YOUR TASK:
Check each line of the data below for the word "color", then extract the ones that have it.

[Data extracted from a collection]
========

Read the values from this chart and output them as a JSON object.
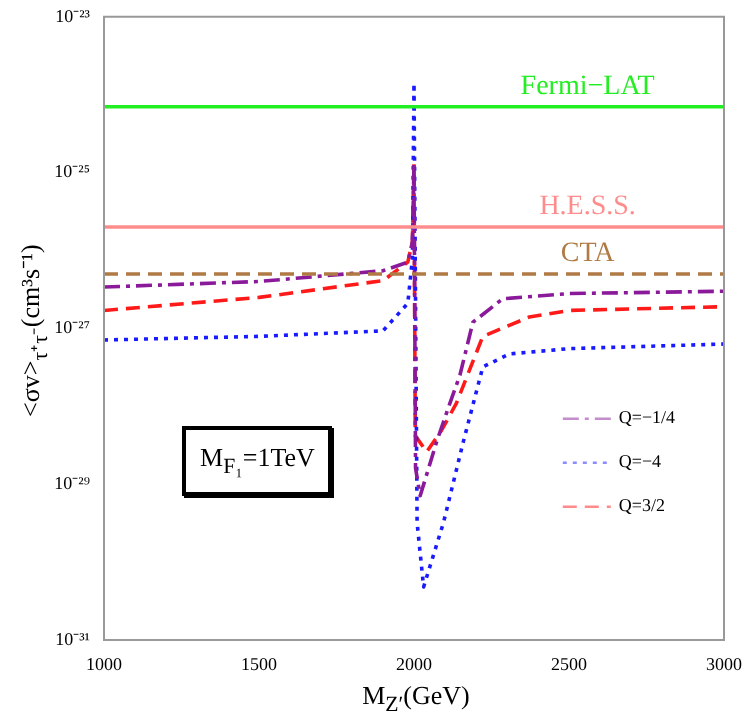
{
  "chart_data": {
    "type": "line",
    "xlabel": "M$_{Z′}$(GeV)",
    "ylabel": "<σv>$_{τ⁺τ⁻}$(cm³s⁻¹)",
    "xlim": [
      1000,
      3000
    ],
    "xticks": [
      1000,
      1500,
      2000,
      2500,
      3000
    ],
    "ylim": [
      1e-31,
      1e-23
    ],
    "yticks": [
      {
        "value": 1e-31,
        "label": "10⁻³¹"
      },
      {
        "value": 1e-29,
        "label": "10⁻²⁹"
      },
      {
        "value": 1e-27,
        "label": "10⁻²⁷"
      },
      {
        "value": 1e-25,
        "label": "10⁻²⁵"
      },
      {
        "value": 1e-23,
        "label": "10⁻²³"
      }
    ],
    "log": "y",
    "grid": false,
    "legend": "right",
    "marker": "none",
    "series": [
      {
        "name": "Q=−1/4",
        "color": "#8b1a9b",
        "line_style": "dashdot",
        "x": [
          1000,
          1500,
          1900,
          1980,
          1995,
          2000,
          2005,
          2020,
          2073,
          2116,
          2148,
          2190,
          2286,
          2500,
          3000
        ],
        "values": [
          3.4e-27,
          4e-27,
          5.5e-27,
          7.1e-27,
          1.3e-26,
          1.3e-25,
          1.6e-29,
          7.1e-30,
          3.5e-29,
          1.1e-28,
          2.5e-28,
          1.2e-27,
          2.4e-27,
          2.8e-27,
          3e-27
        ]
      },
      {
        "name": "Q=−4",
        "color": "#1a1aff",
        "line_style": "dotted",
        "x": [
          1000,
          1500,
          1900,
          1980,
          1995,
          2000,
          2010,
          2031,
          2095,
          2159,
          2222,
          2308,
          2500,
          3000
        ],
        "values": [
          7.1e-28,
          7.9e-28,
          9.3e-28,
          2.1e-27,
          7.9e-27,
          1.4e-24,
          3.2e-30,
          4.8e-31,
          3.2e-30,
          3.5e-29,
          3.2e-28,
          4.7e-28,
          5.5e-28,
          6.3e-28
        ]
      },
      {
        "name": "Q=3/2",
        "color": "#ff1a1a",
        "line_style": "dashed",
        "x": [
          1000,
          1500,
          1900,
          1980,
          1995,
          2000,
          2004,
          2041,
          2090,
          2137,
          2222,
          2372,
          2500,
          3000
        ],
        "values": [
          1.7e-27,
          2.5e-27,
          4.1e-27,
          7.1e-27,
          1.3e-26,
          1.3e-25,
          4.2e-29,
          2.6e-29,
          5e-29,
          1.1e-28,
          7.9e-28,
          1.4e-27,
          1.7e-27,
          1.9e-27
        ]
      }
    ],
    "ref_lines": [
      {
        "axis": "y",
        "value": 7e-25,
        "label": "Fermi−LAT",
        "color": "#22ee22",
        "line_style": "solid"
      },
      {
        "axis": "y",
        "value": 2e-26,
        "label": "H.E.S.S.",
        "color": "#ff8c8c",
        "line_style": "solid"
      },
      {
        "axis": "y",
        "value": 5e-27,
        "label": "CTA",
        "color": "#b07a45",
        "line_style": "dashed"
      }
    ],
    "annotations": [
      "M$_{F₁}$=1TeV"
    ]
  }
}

========

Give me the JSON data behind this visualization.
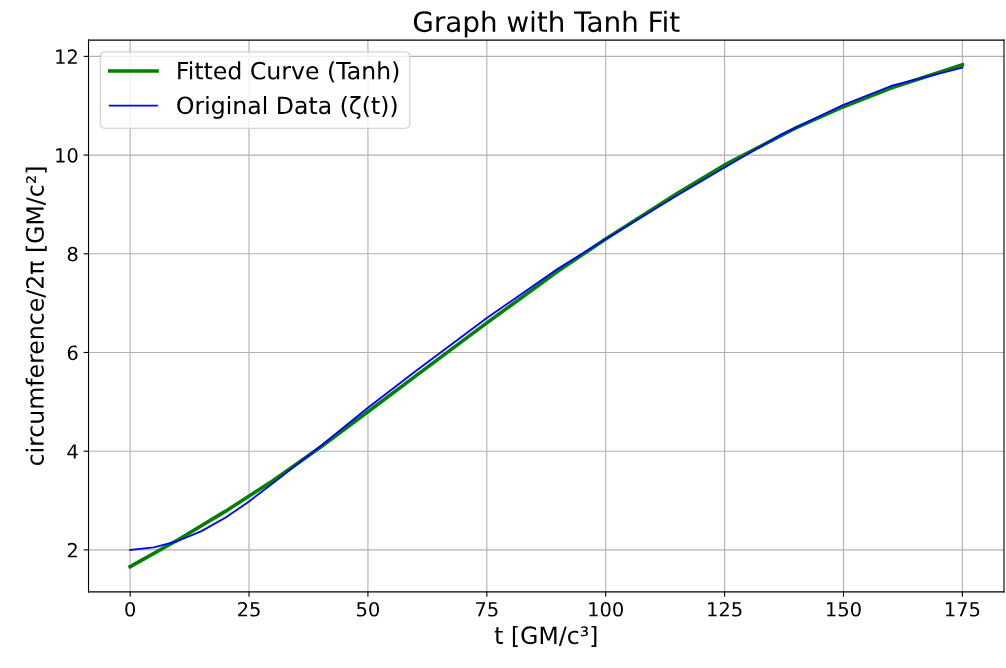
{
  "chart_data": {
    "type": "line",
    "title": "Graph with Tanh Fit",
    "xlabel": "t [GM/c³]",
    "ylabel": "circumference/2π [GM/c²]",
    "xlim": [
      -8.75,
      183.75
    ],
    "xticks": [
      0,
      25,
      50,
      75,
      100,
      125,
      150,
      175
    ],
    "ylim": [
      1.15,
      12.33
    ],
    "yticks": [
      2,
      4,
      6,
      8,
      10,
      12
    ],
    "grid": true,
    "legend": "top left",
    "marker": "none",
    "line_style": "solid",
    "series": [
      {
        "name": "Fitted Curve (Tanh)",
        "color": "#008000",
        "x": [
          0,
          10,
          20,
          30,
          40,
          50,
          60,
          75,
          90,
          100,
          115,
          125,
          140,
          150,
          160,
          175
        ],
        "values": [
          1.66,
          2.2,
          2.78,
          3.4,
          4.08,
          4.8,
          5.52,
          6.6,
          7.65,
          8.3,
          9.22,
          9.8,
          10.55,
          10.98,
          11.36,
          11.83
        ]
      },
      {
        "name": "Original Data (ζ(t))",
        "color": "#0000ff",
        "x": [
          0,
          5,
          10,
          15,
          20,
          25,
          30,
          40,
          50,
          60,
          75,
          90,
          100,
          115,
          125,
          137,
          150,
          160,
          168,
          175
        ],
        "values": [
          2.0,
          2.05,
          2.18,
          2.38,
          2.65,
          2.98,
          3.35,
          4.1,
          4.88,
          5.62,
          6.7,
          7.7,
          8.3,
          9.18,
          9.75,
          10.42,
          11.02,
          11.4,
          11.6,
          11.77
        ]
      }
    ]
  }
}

========

WRITTEN ANSWER:
        "color": "#8b1a9b",
        "color": "#1a1aff",
        "color": "#ff1a1a",
        "color": "#22ee22",
        "color": "#ff8c8c",
        "color": "#b07a45",
        "color": "#008000",
        "color": "#0000ff",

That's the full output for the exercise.